◆ DATA ROWS

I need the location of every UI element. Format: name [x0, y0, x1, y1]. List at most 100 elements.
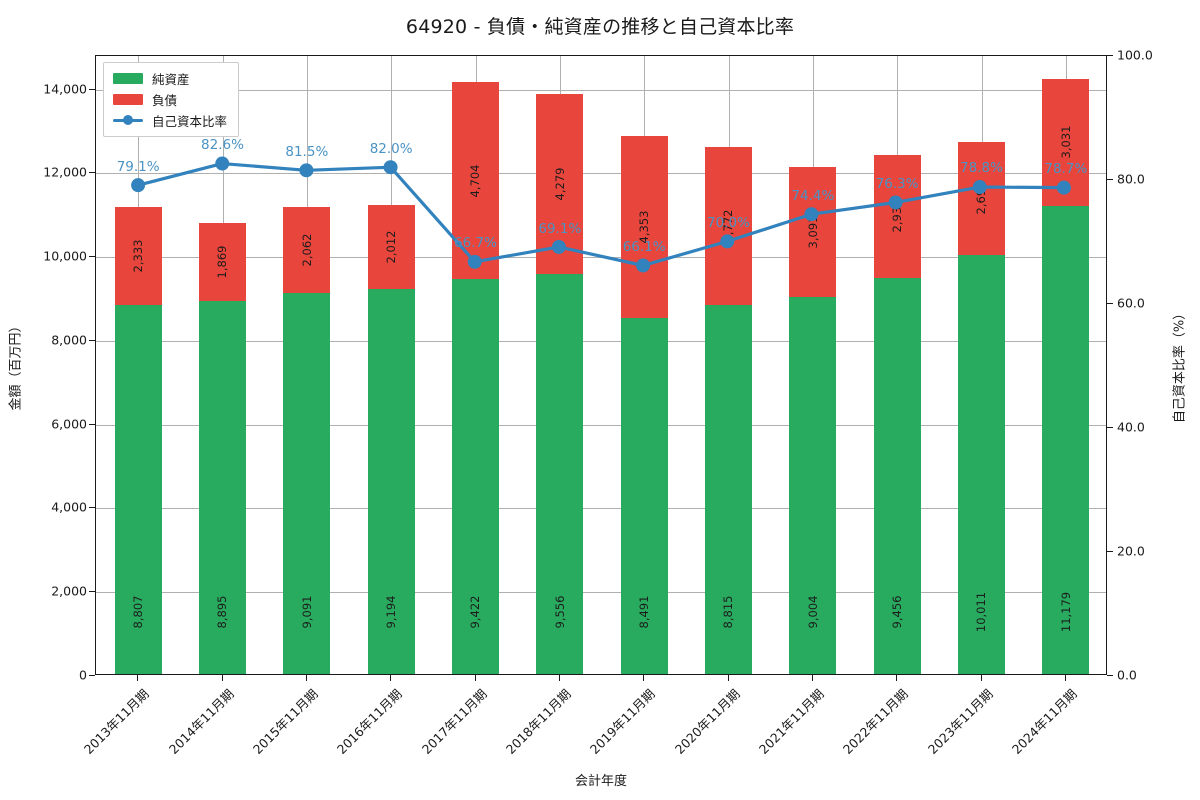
x-axis-tick-label: 2020年11月期 [671, 686, 743, 757]
y-axis-left-tick-mark [89, 591, 95, 593]
bar-group[interactable]: 9,091 2,062 [283, 206, 331, 674]
legend-item-equity-ratio: 自己資本比率 [113, 112, 227, 129]
x-axis-tick-label: 2014年11月期 [165, 686, 237, 757]
y-axis-right-tick-label: 60.0 [1117, 295, 1145, 311]
ratio-data-point[interactable] [467, 254, 482, 269]
ratio-data-point[interactable] [972, 180, 987, 194]
ratio-data-point[interactable] [1056, 180, 1071, 195]
y-axis-left-tick-mark [89, 339, 95, 341]
ratio-data-point[interactable] [888, 195, 903, 210]
bar-group[interactable]: 8,895 1,869 [198, 223, 247, 674]
ratio-data-point[interactable] [720, 234, 735, 249]
bar-segment-liability[interactable]: 2,333 [114, 207, 162, 306]
bar-segment-equity[interactable]: 8,895 [198, 301, 247, 674]
bar-group[interactable]: 9,456 2,938 [873, 154, 921, 674]
y-axis-left-tick-label: 4,000 [51, 499, 87, 515]
x-axis-tick-mark [896, 675, 898, 681]
y-axis-left-tick-mark [89, 675, 95, 676]
bar-group[interactable]: 10,011 2,690 [957, 141, 1006, 674]
y-axis-right-tick-label: 0.0 [1117, 667, 1137, 683]
legend-item-liability: 負債 [113, 91, 227, 108]
bar-segment-equity[interactable]: 10,011 [957, 254, 1006, 674]
legend-item-equity: 純資産 [113, 70, 227, 87]
bar-segment-equity[interactable]: 9,091 [283, 293, 331, 674]
chart-legend: 純資産 負債 自己資本比率 [103, 62, 240, 137]
bar-group[interactable]: 9,194 2,012 [367, 204, 415, 674]
bar-group[interactable]: 8,491 4,353 [620, 135, 668, 674]
x-axis-tick-mark [221, 675, 223, 681]
bar-segment-liability[interactable]: 2,690 [957, 141, 1006, 255]
bar-segment-liability[interactable]: 2,062 [283, 206, 331, 294]
y-axis-left-tick-mark [89, 172, 95, 174]
x-axis-tick-label: 2021年11月期 [755, 686, 827, 757]
ratio-data-point[interactable] [636, 258, 651, 273]
y-axis-right-tick-label: 40.0 [1117, 419, 1145, 435]
gridline-horizontal [96, 508, 1106, 510]
x-axis-tick-label: 2015年11月期 [249, 686, 321, 757]
y-axis-right-tick-mark [1107, 55, 1113, 56]
x-axis-tick-label: 2023年11月期 [924, 686, 996, 757]
ratio-data-point[interactable] [215, 156, 230, 171]
bar-segment-equity[interactable]: 9,422 [451, 279, 500, 674]
ratio-data-point[interactable] [131, 178, 146, 193]
y-axis-left-title: 金額（百万円） [8, 319, 24, 411]
y-axis-left-tick-label: 0 [79, 667, 87, 683]
y-axis-left-tick-label: 10,000 [43, 248, 87, 264]
bar-segment-equity[interactable]: 9,556 [536, 273, 584, 674]
ratio-data-point[interactable] [804, 207, 819, 222]
plot-area: 8,807 2,333 8,895 1,869 9,091 2,062 9,194 2,012… [95, 55, 1107, 675]
x-axis-tick-mark [811, 675, 813, 681]
y-axis-right-tick-mark [1107, 675, 1113, 676]
bar-group[interactable]: 9,422 4,704 [451, 82, 500, 674]
bar-segment-equity[interactable]: 11,179 [1042, 205, 1090, 674]
legend-label-liability: 負債 [152, 92, 178, 108]
bar-segment-liability[interactable]: 2,938 [873, 154, 921, 278]
ratio-data-point[interactable] [383, 160, 398, 175]
x-axis-tick-label: 2018年11月期 [502, 686, 574, 757]
x-axis-tick-label: 2017年11月期 [418, 686, 490, 757]
bar-group[interactable]: 8,807 2,333 [114, 207, 162, 674]
bar-segment-equity[interactable]: 8,807 [114, 305, 162, 674]
x-axis-title: 会計年度 [574, 774, 628, 789]
x-axis-tick-label: 2019年11月期 [587, 686, 658, 757]
gridline-horizontal [96, 340, 1106, 342]
gridline-horizontal [96, 89, 1106, 91]
x-axis-tick-label: 2013年11月期 [81, 686, 152, 757]
bar-segment-equity[interactable]: 9,004 [789, 296, 837, 674]
y-axis-left-tick-label: 14,000 [43, 81, 87, 96]
y-axis-left-tick-mark [89, 423, 95, 425]
bar-segment-liability[interactable]: 3,772 [704, 146, 753, 305]
bar-segment-equity[interactable]: 9,194 [367, 288, 415, 674]
x-axis-tick-mark [1064, 675, 1066, 681]
bar-segment-liability[interactable]: 4,353 [620, 135, 668, 319]
bar-group[interactable]: 9,004 3,091 [789, 167, 837, 674]
legend-line-marker-equity-ratio [113, 114, 143, 126]
ratio-data-point[interactable] [551, 239, 566, 254]
legend-swatch-equity [113, 72, 143, 84]
plot-inner: 8,807 2,333 8,895 1,869 9,091 2,062 9,194 2,012… [96, 56, 1106, 674]
y-axis-left-tick-mark [89, 507, 95, 509]
bar-segment-liability[interactable]: 2,012 [367, 204, 415, 289]
y-axis-left-tick-label: 2,000 [51, 583, 87, 599]
bar-segment-equity[interactable]: 9,456 [873, 277, 921, 674]
y-axis-right-tick-label: 100.0 [1117, 47, 1153, 63]
y-axis-right-tick-mark [1107, 303, 1113, 304]
x-axis-tick-label: 2022年11月期 [840, 686, 911, 757]
bar-group[interactable]: 8,815 3,772 [704, 146, 753, 674]
x-axis-tick-mark [474, 675, 476, 681]
gridline-horizontal [96, 424, 1106, 426]
ratio-line-path [136, 161, 1066, 268]
y-axis-right-tick-mark [1107, 179, 1113, 180]
x-axis-tick-mark [727, 675, 729, 681]
ratio-data-point[interactable] [299, 163, 314, 178]
ratio-line-layer [131, 156, 1071, 273]
bar-segment-equity[interactable]: 8,815 [704, 304, 753, 674]
bar-segment-liability[interactable]: 1,869 [198, 223, 247, 302]
gridline-horizontal [96, 173, 1106, 175]
bar-segment-liability[interactable]: 3,091 [789, 167, 837, 297]
y-axis-right-tick-mark [1107, 427, 1113, 428]
legend-swatch-liability [113, 93, 143, 105]
y-axis-right-tick-label: 20.0 [1117, 543, 1145, 559]
bar-segment-equity[interactable]: 8,491 [620, 318, 668, 674]
x-axis-tick-mark [643, 675, 645, 681]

◆ WORK TO DO
Rewrite the entries from the line containing "x-axis-tick-label: 2020年11月期 [671, 686, 743, 757]" down through the line containing "x-axis-tick-label: 2014年11月期 [165, 686, 237, 757]", replacing "x-axis-tick-label" with "x-axis-category-label" and leaving everything else unchanged.

◆ FINAL RESULT
x-axis-category-label: 2020年11月期 [671, 686, 743, 757]
y-axis-left-tick-mark [89, 591, 95, 593]
bar-group[interactable]: 9,091 2,062 [283, 206, 331, 674]
legend-item-equity-ratio: 自己資本比率 [113, 112, 227, 129]
x-axis-category-label: 2014年11月期 [165, 686, 237, 757]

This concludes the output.